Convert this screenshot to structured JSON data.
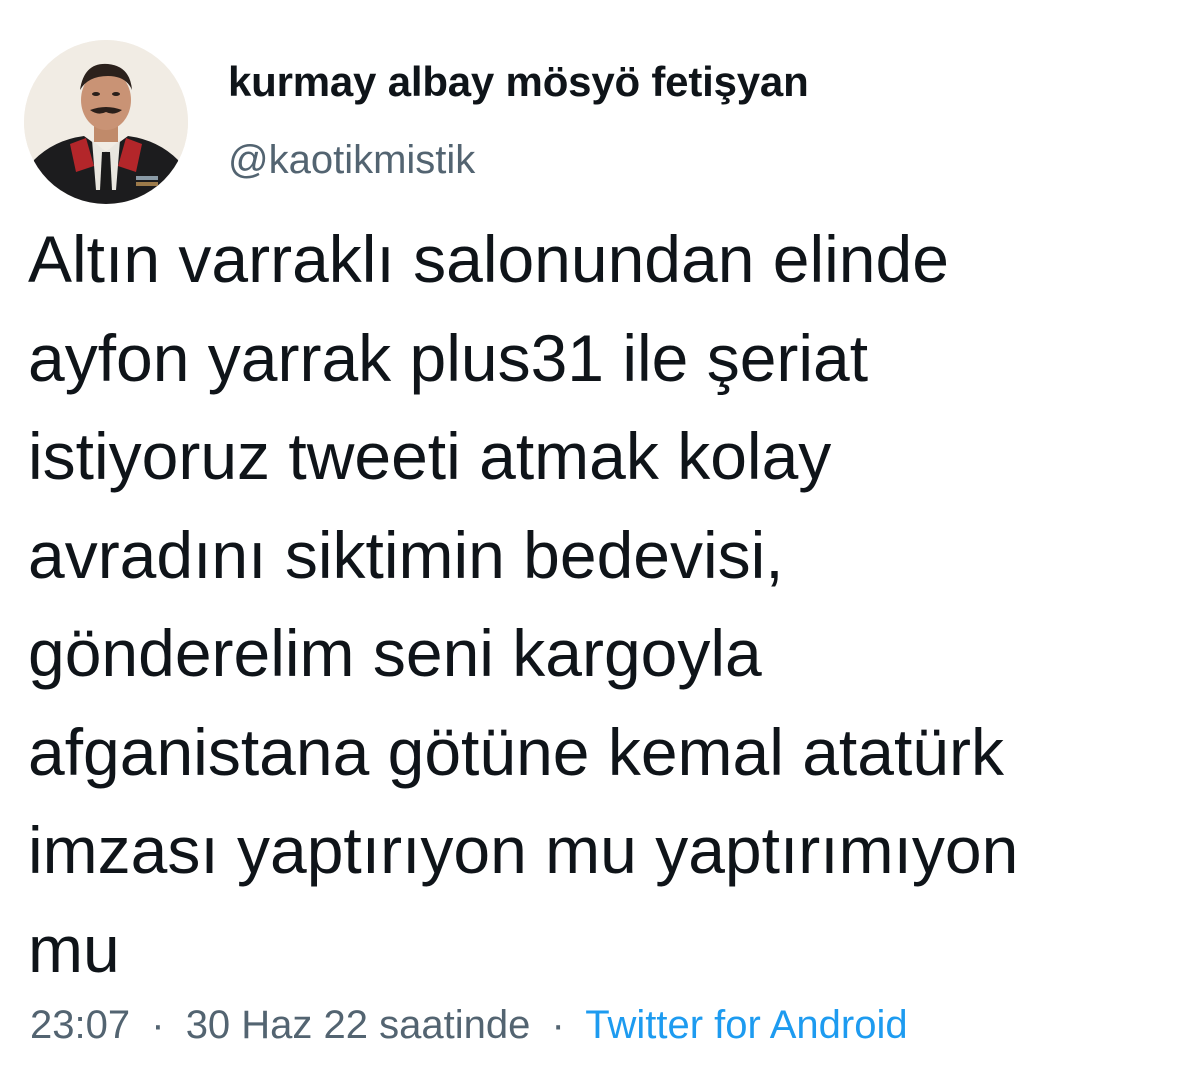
{
  "tweet": {
    "author": {
      "display_name": "kurmay albay mösyö fetişyan",
      "handle": "@kaotikmistik",
      "avatar_icon": "profile-photo-officer-in-uniform"
    },
    "text_lines": [
      "Altın varraklı salonundan elinde",
      "ayfon yarrak plus31 ile şeriat",
      "istiyoruz tweeti atmak kolay",
      "avradını siktimin bedevisi,",
      "gönderelim seni kargoyla",
      "afganistana götüne kemal atatürk",
      "imzası yaptırıyon mu yaptırımıyon",
      "mu"
    ],
    "meta": {
      "time": "23:07",
      "separator": "·",
      "date": "30 Haz 22 saatinde",
      "source": "Twitter for Android"
    }
  },
  "colors": {
    "text": "#0f1419",
    "secondary": "#536471",
    "link": "#1d9bf0",
    "background": "#ffffff"
  }
}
————————
Work instructions >> Extract every line of the data exactly; pictures stay out.

Expected answer >>
Convert this screenshot to structured JSON data.
{
  "tweet": {
    "author": {
      "display_name": "kurmay albay mösyö fetişyan",
      "handle": "@kaotikmistik",
      "avatar_icon": "profile-photo-officer-in-uniform"
    },
    "text_lines": [
      "Altın varraklı salonundan elinde",
      "ayfon yarrak plus31 ile şeriat",
      "istiyoruz tweeti atmak kolay",
      "avradını siktimin bedevisi,",
      "gönderelim seni kargoyla",
      "afganistana götüne kemal atatürk",
      "imzası yaptırıyon mu yaptırımıyon",
      "mu"
    ],
    "meta": {
      "time": "23:07",
      "separator": "·",
      "date": "30 Haz 22 saatinde",
      "source": "Twitter for Android"
    }
  },
  "colors": {
    "text": "#0f1419",
    "secondary": "#536471",
    "link": "#1d9bf0",
    "background": "#ffffff"
  }
}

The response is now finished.